━━━ DATA IN THIS EXERCISE

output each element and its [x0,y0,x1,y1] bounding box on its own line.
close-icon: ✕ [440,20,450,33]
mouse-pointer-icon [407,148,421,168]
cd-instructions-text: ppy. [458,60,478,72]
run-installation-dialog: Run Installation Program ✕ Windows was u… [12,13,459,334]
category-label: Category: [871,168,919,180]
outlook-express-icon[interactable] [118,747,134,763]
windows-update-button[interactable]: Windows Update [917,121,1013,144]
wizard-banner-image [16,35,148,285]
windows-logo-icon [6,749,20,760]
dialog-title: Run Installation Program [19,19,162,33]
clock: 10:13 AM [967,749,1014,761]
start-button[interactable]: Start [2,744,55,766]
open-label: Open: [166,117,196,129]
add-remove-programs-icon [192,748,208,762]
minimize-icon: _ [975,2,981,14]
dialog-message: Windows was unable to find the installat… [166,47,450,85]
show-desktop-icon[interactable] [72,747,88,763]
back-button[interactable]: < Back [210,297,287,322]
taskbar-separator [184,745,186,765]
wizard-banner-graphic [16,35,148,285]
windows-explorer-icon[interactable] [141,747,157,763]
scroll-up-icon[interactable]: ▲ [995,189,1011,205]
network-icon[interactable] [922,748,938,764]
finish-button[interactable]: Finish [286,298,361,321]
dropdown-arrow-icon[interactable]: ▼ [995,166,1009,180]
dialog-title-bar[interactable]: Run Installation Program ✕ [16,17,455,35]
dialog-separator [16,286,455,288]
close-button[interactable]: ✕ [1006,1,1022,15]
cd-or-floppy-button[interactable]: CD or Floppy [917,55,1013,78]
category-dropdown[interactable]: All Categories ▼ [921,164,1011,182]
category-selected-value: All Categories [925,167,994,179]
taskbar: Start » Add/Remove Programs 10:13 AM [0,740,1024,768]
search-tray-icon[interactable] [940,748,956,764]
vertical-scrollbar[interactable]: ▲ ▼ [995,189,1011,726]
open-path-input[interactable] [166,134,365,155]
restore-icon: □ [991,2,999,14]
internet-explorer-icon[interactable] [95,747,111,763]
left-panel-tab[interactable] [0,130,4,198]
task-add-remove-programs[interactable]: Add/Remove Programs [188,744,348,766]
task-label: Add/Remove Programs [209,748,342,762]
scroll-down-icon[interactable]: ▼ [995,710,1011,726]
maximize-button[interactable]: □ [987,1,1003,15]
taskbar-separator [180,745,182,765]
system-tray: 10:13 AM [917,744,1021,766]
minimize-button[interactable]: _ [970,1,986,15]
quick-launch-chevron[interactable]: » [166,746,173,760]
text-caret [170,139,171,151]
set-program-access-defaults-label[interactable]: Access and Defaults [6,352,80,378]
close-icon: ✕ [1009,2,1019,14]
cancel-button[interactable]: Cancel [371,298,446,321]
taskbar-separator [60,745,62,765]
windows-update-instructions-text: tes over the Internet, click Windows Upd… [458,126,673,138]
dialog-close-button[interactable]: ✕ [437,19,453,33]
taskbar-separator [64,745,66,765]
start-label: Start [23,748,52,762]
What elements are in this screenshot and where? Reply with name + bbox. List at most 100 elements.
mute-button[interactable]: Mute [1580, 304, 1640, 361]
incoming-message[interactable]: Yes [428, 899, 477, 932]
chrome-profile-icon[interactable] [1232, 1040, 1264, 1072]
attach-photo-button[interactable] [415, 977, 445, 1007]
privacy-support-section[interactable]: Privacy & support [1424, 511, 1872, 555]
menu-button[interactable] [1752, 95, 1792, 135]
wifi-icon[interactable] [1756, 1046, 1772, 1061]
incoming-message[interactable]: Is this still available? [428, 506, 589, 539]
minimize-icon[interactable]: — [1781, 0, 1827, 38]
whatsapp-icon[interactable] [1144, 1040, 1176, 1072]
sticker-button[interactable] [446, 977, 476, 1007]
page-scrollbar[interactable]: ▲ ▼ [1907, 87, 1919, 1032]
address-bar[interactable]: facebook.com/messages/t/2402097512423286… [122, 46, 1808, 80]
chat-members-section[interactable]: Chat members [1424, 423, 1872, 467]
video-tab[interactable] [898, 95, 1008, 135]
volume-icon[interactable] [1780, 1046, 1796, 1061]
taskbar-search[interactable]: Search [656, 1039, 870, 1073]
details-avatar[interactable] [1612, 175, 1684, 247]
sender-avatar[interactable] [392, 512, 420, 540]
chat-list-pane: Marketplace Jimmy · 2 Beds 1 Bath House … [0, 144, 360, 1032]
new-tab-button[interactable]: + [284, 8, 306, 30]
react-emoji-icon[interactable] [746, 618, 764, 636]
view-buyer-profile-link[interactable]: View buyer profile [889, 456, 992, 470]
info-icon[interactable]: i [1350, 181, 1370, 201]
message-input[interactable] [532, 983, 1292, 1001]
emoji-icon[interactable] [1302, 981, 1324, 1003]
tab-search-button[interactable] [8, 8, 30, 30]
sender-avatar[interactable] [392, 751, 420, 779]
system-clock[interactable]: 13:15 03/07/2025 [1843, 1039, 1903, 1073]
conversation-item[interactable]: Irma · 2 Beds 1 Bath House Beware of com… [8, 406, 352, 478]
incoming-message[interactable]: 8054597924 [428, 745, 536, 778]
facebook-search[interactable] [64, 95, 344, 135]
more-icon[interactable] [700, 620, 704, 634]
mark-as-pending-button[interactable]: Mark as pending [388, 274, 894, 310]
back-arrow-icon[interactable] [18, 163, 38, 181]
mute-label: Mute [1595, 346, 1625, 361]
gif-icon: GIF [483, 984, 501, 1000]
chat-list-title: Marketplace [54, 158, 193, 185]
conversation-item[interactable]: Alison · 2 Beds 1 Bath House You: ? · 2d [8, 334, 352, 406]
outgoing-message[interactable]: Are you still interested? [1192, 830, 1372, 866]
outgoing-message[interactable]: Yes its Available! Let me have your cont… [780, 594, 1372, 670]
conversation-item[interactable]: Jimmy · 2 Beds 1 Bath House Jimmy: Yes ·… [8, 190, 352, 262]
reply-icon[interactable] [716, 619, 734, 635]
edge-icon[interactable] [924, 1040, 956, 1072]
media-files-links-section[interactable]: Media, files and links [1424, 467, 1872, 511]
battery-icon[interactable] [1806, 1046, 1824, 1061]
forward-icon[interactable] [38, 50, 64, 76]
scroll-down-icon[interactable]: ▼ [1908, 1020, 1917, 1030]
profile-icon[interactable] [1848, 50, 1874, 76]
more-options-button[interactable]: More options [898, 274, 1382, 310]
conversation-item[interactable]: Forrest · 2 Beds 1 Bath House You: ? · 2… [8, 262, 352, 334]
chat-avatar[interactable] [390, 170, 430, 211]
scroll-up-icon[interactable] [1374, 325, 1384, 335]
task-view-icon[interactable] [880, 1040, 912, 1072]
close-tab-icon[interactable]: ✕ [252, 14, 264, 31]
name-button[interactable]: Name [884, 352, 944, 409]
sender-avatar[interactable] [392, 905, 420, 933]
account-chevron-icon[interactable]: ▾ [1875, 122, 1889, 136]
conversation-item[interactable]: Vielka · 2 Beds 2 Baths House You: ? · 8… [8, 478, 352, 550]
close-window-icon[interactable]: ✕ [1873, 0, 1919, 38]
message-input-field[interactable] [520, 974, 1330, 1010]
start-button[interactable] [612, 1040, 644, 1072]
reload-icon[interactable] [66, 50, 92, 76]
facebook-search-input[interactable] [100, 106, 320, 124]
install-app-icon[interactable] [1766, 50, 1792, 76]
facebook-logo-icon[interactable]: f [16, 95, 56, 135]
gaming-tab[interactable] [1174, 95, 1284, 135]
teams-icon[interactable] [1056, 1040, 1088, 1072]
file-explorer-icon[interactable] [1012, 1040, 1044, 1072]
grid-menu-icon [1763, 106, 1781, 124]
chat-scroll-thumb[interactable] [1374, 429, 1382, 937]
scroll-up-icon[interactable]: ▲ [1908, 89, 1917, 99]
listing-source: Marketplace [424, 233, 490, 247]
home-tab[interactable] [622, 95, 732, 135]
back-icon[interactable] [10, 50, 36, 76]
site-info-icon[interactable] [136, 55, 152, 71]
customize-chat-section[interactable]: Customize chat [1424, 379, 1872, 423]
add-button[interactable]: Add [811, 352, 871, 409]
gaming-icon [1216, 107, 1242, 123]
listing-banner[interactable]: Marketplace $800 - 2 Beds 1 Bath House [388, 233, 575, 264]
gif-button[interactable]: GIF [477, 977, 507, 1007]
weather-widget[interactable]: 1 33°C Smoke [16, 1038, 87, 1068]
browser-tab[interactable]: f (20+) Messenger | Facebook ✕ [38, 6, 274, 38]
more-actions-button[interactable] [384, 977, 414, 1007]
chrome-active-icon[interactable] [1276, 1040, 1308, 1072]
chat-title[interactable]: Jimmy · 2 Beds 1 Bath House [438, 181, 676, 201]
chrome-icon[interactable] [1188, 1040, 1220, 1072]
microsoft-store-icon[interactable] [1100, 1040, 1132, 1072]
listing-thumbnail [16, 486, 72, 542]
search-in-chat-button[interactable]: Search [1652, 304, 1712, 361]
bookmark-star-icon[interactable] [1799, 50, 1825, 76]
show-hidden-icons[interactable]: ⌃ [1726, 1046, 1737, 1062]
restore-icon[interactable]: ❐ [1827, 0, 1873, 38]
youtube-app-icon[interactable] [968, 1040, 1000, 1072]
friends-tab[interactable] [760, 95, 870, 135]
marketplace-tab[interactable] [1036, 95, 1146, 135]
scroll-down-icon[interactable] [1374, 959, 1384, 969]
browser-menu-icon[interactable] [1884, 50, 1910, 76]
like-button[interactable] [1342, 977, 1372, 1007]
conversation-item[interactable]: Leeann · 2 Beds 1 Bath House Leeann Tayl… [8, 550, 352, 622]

━━━━━━

Repeat the items verbatim, from the first line through the line with "start-button[interactable]: Start [2,744,55,766]", including both of those lines.

» **OUTPUT FOR THIS EXERCISE**
output each element and its [x0,y0,x1,y1] bounding box on its own line.
close-icon: ✕ [440,20,450,33]
mouse-pointer-icon [407,148,421,168]
cd-instructions-text: ppy. [458,60,478,72]
run-installation-dialog: Run Installation Program ✕ Windows was u… [12,13,459,334]
category-label: Category: [871,168,919,180]
outlook-express-icon[interactable] [118,747,134,763]
windows-update-button[interactable]: Windows Update [917,121,1013,144]
wizard-banner-image [16,35,148,285]
windows-logo-icon [6,749,20,760]
dialog-title: Run Installation Program [19,19,162,33]
clock: 10:13 AM [967,749,1014,761]
start-button[interactable]: Start [2,744,55,766]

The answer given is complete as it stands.